ACTIONS TO TAKE —
1 > In the parking garage story, render this sentence in Spanish: "I started walking towards the daylight that I saw in the distant concrete horizon."
2 > List every passage set in quotation marks in the parking garage story.
3 > Carry the parking garage story forward from its final line.

TEXT EXCERPT —
## BEGIN
It was almost time for dinner and I still had not found my car. After hours of desperate search, and a dead key fob battery, I had not found my rental car. In the great maze of concrete and motor vehicles, the cocker spaniel found me and chased after me, jumping and barking all the way. The dog stopped, panting. Then it raised its leg and began to pee on the lot sign. I was in Orange Lot East. Didn’t I park in Purple Lot West? Shit. Which way was west?

I started walking towards the daylight that I saw in the distant concrete horizon. As I walked, I heard sobs echo off the concrete pillars. I couldn’t quite make out the cries in the distance, but it sounded like a woman. I went down the ramp to P1, hoping to find level, natural, earth-based ground, instead of this disorienting concrete prison. Sometimes the echoes faded and got louder. I didn’t care. I was almost free and so was the dog.

Finally I heard the screech of the owner, “Pebbles! PEH-bbles!” spoken with a heaving sob, followed by a, “Here boy! Oh Pebbles, where are you?”

It was all a game to this dog. He let out one low and quiet bark, and charged off towards more parked cars.

I got another text. It read, “I’m coming to pick you up. Where are you?” I texted back, “Haven’t you been listening? I. Don’t. Know!”
## END
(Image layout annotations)
## BEGIN
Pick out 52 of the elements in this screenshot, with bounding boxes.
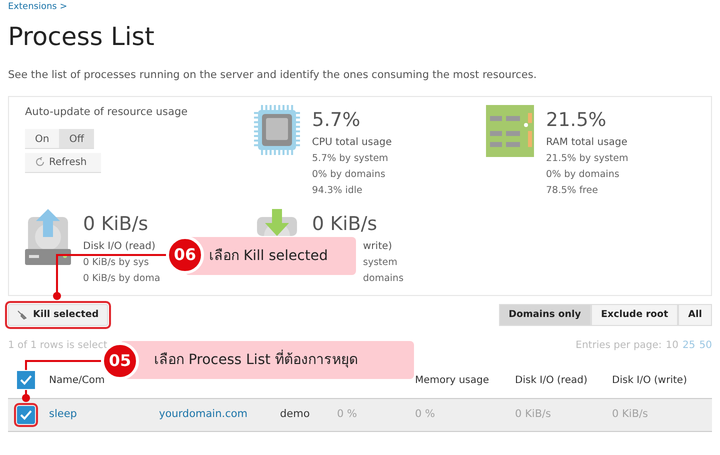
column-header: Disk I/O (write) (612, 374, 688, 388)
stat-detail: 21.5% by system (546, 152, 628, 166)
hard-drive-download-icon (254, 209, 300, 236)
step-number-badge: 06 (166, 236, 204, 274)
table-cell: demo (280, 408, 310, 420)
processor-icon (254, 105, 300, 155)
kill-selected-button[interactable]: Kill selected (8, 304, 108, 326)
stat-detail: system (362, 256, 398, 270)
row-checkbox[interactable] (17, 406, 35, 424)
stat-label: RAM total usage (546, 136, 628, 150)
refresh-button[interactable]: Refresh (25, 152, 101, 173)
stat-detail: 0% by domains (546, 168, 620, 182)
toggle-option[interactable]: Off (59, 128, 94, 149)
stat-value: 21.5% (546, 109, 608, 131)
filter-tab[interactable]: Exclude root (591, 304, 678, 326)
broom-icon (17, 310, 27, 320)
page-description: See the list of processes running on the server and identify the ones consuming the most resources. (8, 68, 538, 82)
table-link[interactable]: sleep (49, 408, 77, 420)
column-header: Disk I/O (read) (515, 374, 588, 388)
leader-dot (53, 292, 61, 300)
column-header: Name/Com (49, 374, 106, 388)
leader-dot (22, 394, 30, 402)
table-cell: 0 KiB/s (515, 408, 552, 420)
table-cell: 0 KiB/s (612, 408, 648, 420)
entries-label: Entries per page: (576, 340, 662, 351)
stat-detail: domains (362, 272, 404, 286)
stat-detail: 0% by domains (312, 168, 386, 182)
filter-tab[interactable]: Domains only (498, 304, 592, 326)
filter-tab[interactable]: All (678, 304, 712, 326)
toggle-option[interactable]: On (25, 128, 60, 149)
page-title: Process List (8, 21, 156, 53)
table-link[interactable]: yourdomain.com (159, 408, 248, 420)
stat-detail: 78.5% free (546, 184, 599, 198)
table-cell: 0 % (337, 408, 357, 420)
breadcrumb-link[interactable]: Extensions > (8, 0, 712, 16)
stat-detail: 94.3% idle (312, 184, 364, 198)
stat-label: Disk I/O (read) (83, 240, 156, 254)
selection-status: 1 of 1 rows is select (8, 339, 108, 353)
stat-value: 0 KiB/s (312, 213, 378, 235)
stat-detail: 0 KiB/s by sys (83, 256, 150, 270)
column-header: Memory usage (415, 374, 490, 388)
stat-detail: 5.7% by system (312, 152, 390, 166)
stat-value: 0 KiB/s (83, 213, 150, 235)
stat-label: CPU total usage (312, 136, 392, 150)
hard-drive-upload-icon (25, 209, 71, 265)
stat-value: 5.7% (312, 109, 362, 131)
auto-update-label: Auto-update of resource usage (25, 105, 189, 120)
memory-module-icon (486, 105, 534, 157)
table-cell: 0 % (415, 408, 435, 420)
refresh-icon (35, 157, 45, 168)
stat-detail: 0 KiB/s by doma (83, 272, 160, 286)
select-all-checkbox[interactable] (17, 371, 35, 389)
## END
ANSWERS FOR THIS EXERCISE —
1 > Empecé a caminar hacia la luz del día que veía en el lejano horizonte de concreto.

2 >
- "Pebbles! PEH-bbles!"
- "Here boy! Oh Pebbles, where are you?"
- "I'm coming to pick you up. Where are you?"
- "Haven't you been listening? I. Don't. Know!"

3 >
The dog owner pulled alongside me just as I was putting away my phone. Her make up was running all down her face and her red hair was as frantic and frizzy as she was. “Excuse me, sir? Have you seen my dog? He’s a little cocker spaniel.”

I looked up, past the woman, past her car. In the distance of my 1,000 yard stare, I saw the curly hair of the puckish pet curled up in his hiding spot behind a tire many aisles away. I looked at the woman. I looked at the dog. Did I want to get involved? If I helped her, and she offered to help me, did I really want to sit in the rotten, foul-smelling car of spaniel butt-cheese? Wouldn’t it be better to just walk to Purple Lot West? But where is that?

The crying woman drove away, “Why can’t anyone help me?! PEH-bbles!”

 

I finally reached the edge of the car park, but a biting wind rose up and hit me in the face. To my right was an enclosed land bridge connecting the neighboring lot, an elevator bank, and a map. I went in from the cold and looked at the map. I sent a text, “I found a map. I’m in between Orange Lot East and Red Lot North.”

“I’m sorry. Something’s come up. I can’t help you. Call a cab,” was the responding text message.

I crossed over to Red Lot North when there arose a familiar knock at the glass door. The dog was lying down right at the crease of the door, wagging his tail. I remembered from the map that similar skyways connected all of the parking ramps. I called the elevator and went up to P3 and got out.

When I got out, I saw a security officer riding in his security cart with the yellow light flashing. I stepped out to wave him down, but he drove right past me and drove down the ramp to P2. Why can’t anyone help me?

Walking, walking, walking. Walking vaguely westward, I think. Why are these parking ramps always so large? Am I lost again? They say that humans travel in large circles if they get lost. Gee, that car looks familiar. Why do so many cars look alike? Is that my car? No, the key doesn’t work. Great, I’ve set off another car alarm. I bet a person could go crazy in a situation like this.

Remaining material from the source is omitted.